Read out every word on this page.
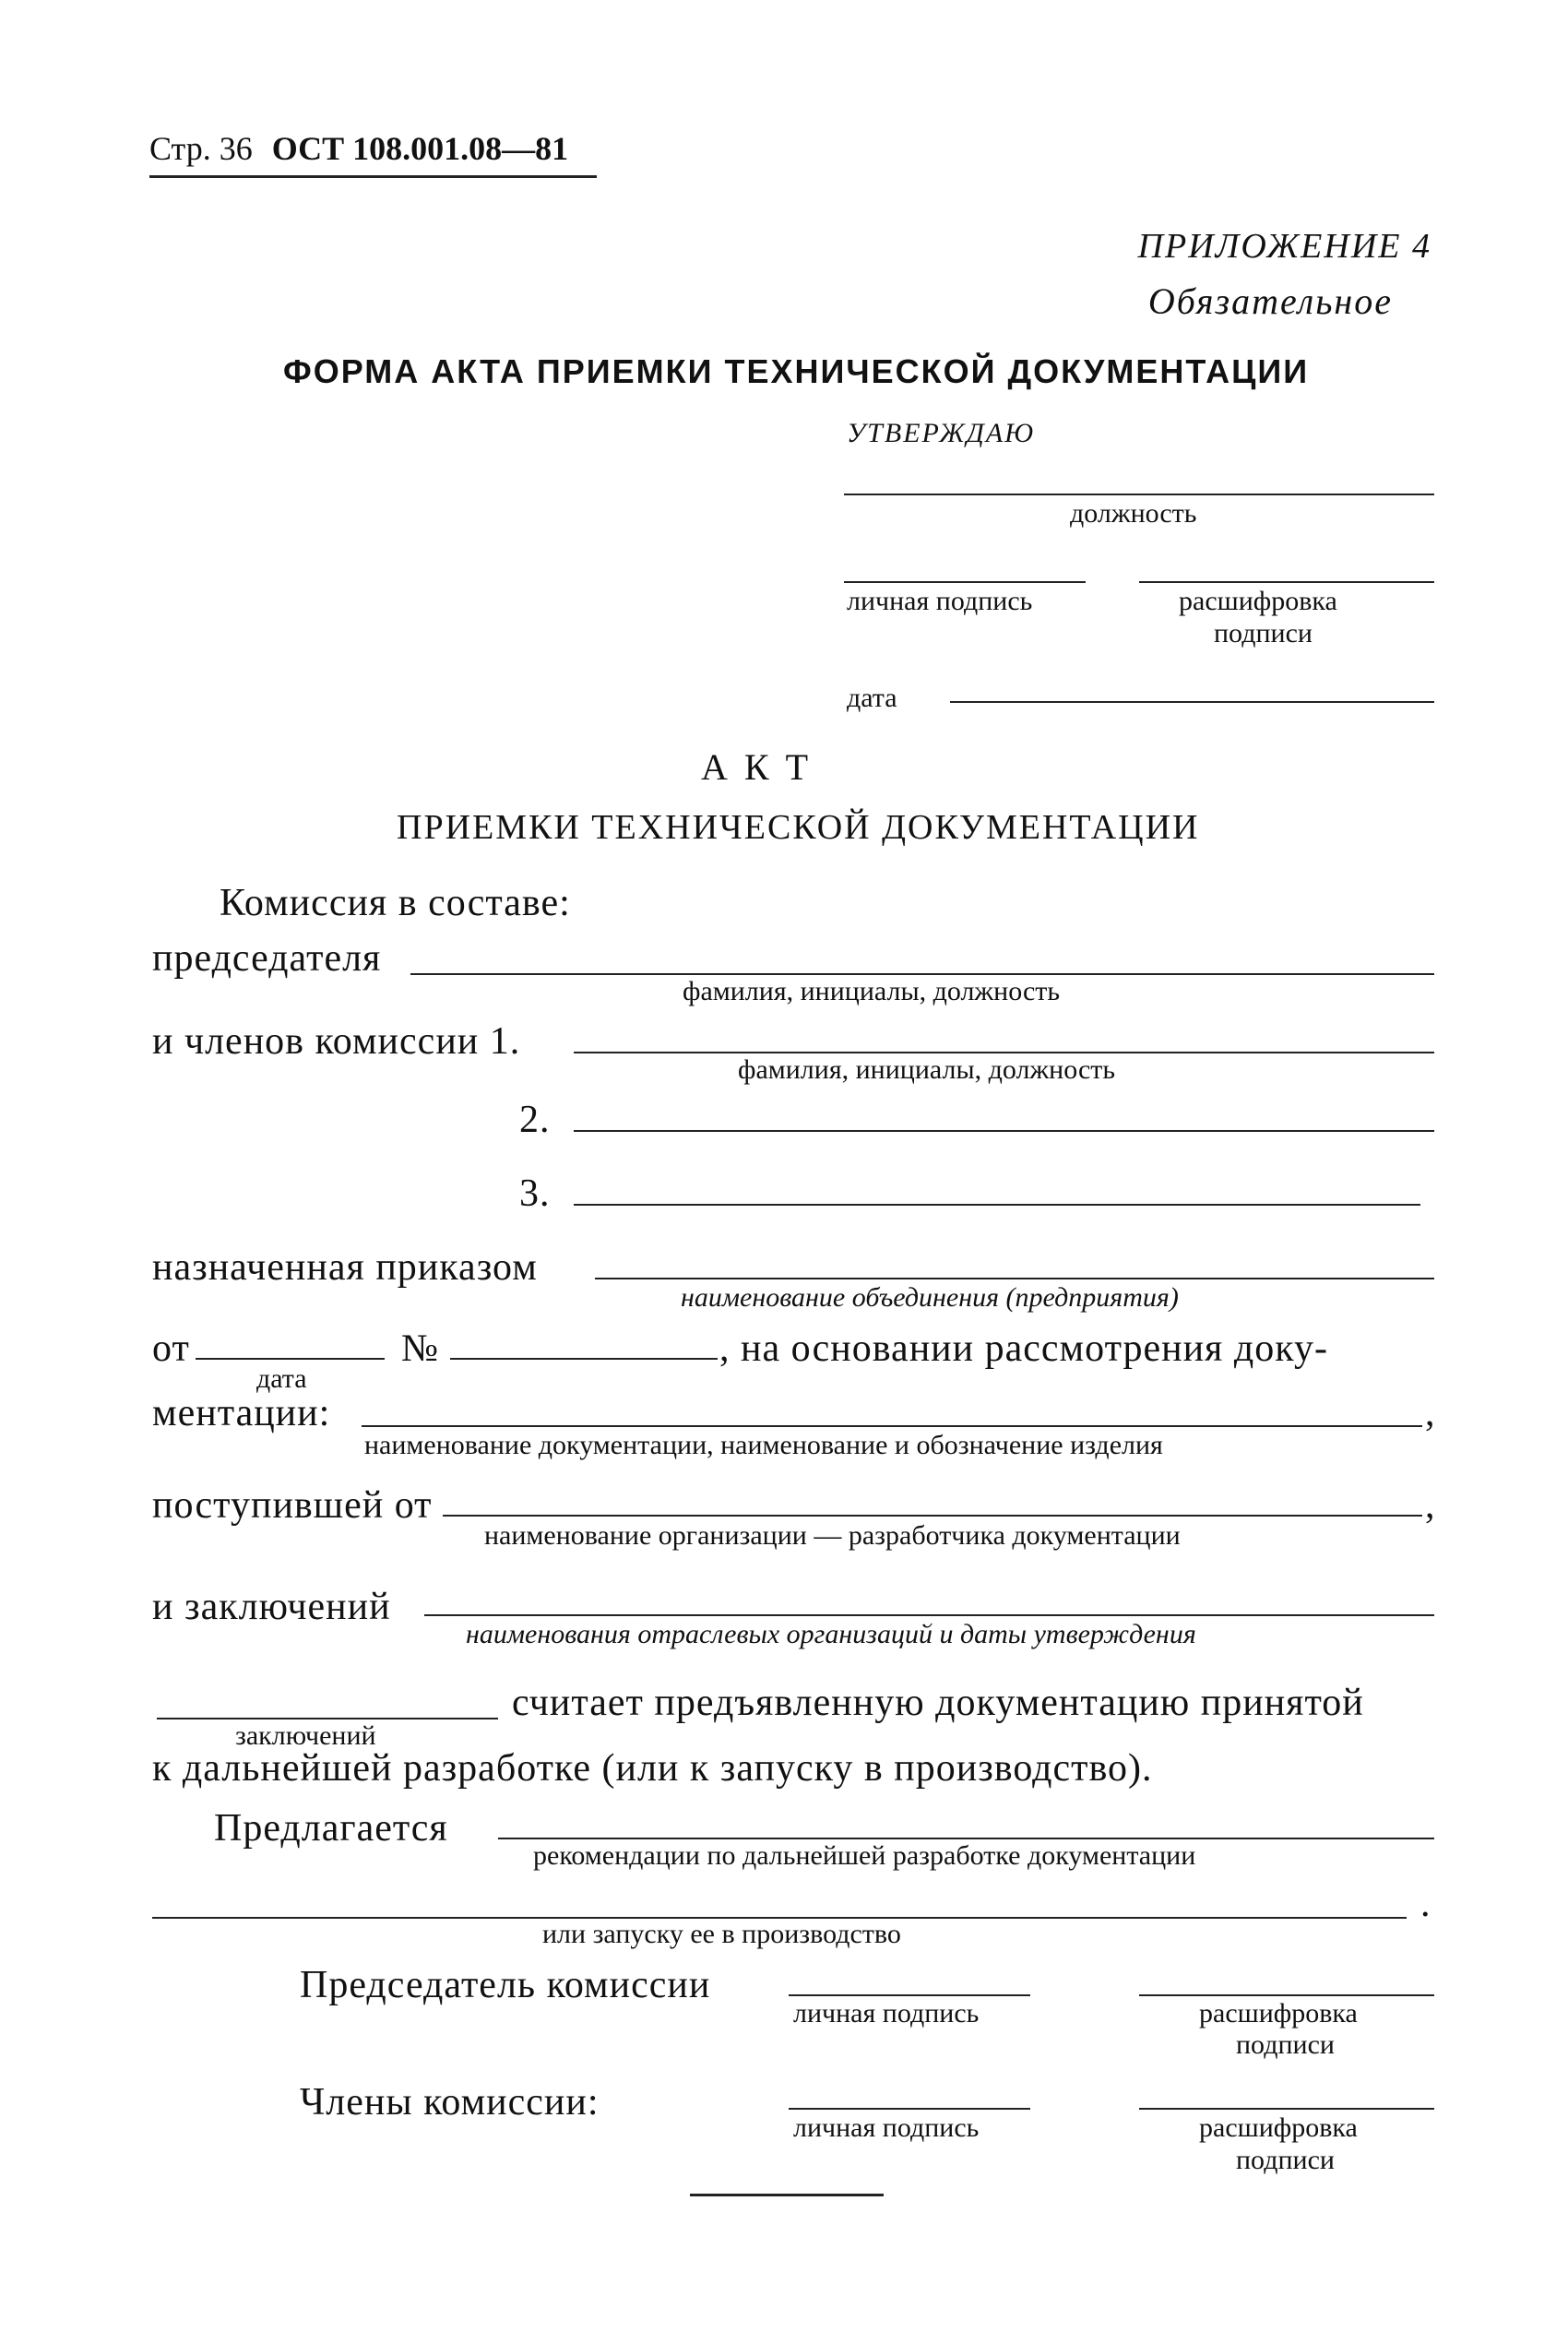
Стр. 36 ОСТ 108.001.08—81
ПРИЛОЖЕНИЕ 4
Обязательное
ФОРМА АКТА ПРИЕМКИ ТЕХНИЧЕСКОЙ ДОКУМЕНТАЦИИ
УТВЕРЖДАЮ
должность
личная подпись	расшифровка
подписи
дата
А К Т
ПРИЕМКИ ТЕХНИЧЕСКОЙ ДОКУМЕНТАЦИИ
Комиссия в составе:
председателя
фамилия, инициалы, должность
и членов комиссии 1.
фамилия, инициалы, должность
2.
3.
назначенная приказом
наименование объединения (предприятия)
от	№	, на основании рассмотрения доку-
дата
ментации:	,
наименование документации, наименование и обозначение изделия
поступившей от	,
наименование организации — разработчика документации
и заключений
наименования отраслевых организаций и даты утверждения
считает предъявленную документацию принятой
заключений
к дальнейшей разработке (или к запуску в производство).
Предлагается
рекомендации по дальнейшей разработке документации
.
или запуску ее в производство
Председатель комиссии
личная подпись	расшифровка
подписи
Члены комиссии:
личная подпись	расшифровка
подписи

*To do*:
Repeat the material above word for word, please, apart from its images.

*Result of the task*:
Read out every word on this page.
Стр. 36 ОСТ 108.001.08—81
ПРИЛОЖЕНИЕ 4
Обязательное
ФОРМА АКТА ПРИЕМКИ ТЕХНИЧЕСКОЙ ДОКУМЕНТАЦИИ
УТВЕРЖДАЮ
должность
личная подпись	расшифровка
подписи
дата
А К Т
ПРИЕМКИ ТЕХНИЧЕСКОЙ ДОКУМЕНТАЦИИ
Комиссия в составе:
председателя
фамилия, инициалы, должность
и членов комиссии 1.
фамилия, инициалы, должность
2.
3.
назначенная приказом
наименование объединения (предприятия)
от	№	, на основании рассмотрения доку-
дата
ментации:	,
наименование документации, наименование и обозначение изделия
поступившей от	,
наименование организации — разработчика документации
и заключений
наименования отраслевых организаций и даты утверждения
считает предъявленную документацию принятой
заключений
к дальнейшей разработке (или к запуску в производство).
Предлагается
рекомендации по дальнейшей разработке документации
.
или запуску ее в производство
Председатель комиссии
личная подпись	расшифровка
подписи
Члены комиссии:
личная подпись	расшифровка
подписи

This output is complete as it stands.